● **What is asked**
Each line of the material below that holds the word "подсчета" needs to be copied.

● **Dataset excerpts**
========

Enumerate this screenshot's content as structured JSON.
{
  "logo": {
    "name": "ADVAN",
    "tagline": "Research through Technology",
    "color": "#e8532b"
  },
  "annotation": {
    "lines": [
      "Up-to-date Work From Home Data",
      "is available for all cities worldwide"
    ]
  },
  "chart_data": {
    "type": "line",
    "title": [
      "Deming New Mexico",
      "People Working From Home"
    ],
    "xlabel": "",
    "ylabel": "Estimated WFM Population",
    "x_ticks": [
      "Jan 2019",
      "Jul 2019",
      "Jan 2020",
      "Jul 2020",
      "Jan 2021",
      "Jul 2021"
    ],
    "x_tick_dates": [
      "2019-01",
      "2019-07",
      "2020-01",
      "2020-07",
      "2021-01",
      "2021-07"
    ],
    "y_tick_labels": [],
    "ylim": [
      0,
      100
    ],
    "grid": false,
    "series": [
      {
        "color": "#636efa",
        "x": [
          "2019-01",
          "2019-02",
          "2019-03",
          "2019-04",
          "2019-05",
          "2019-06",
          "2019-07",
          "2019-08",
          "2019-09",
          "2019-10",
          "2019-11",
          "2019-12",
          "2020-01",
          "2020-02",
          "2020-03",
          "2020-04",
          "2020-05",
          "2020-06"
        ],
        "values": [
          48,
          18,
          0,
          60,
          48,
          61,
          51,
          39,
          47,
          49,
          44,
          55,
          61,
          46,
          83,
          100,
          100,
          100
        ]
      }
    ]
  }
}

========

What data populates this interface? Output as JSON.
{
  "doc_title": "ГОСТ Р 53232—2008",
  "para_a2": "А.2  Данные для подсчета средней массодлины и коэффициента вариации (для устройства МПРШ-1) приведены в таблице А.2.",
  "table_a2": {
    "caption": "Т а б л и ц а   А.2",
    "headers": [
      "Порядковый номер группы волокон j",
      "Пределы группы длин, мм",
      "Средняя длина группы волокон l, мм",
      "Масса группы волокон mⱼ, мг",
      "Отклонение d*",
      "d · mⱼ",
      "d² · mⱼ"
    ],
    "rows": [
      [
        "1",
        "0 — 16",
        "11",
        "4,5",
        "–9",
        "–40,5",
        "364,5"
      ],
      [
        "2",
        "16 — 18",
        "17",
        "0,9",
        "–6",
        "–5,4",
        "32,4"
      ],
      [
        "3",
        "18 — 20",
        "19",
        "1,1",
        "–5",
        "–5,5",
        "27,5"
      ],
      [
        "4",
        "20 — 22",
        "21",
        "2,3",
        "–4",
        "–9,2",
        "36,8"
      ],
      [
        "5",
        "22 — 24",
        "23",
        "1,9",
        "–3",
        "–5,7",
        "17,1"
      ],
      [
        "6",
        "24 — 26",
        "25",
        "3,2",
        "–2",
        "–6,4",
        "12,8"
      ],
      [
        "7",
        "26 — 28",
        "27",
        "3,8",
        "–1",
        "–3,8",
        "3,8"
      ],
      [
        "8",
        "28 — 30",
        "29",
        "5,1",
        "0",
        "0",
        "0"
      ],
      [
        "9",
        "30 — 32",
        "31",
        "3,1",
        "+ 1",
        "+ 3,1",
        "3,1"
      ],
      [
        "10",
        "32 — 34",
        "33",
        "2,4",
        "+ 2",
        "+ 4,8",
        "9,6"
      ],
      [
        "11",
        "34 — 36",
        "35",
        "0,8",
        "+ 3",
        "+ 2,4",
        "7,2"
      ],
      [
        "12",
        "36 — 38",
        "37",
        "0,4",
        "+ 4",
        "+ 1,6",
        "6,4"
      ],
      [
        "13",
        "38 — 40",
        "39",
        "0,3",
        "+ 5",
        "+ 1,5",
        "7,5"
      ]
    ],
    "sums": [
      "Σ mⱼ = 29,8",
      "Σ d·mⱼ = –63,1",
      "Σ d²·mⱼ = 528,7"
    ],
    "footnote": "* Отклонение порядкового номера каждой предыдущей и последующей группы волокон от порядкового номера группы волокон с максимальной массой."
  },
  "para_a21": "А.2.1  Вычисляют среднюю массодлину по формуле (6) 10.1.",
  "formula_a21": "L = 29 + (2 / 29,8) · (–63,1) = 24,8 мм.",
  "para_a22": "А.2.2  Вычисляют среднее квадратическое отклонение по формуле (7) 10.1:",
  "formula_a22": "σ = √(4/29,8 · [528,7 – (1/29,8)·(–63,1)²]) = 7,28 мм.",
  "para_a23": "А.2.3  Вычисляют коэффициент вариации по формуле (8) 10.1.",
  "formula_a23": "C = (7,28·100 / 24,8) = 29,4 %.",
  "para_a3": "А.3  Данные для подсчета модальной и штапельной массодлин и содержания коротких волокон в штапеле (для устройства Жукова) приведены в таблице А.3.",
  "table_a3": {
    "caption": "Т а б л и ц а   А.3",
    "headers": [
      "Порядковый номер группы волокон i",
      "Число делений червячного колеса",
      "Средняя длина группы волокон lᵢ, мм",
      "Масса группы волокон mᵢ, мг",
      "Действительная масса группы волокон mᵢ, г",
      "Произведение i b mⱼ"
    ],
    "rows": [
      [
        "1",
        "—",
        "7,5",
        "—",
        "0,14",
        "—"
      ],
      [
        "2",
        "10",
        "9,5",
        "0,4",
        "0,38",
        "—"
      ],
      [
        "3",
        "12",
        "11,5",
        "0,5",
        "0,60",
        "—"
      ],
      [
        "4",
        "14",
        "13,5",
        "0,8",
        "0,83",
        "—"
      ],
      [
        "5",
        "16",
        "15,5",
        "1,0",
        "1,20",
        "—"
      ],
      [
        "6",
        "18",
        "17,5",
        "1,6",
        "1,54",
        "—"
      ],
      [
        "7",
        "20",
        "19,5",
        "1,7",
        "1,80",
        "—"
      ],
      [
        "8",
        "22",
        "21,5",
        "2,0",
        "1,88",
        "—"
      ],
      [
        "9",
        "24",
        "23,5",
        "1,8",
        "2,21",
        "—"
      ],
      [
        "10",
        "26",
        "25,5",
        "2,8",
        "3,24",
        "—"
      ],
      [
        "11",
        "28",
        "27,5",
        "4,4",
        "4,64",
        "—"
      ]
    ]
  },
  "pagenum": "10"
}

========

● **Written solution**
  "para_a2": "А.2  Данные для подсчета средней массодлины и коэффициента вариации (для устройства МПРШ-1) приведены в таблице А.2.",
  "para_a3": "А.3  Данные для подсчета модальной и штапельной массодлин и содержания коротких волокон в штапеле (для устройства Жукова) приведены в таблице А.3.",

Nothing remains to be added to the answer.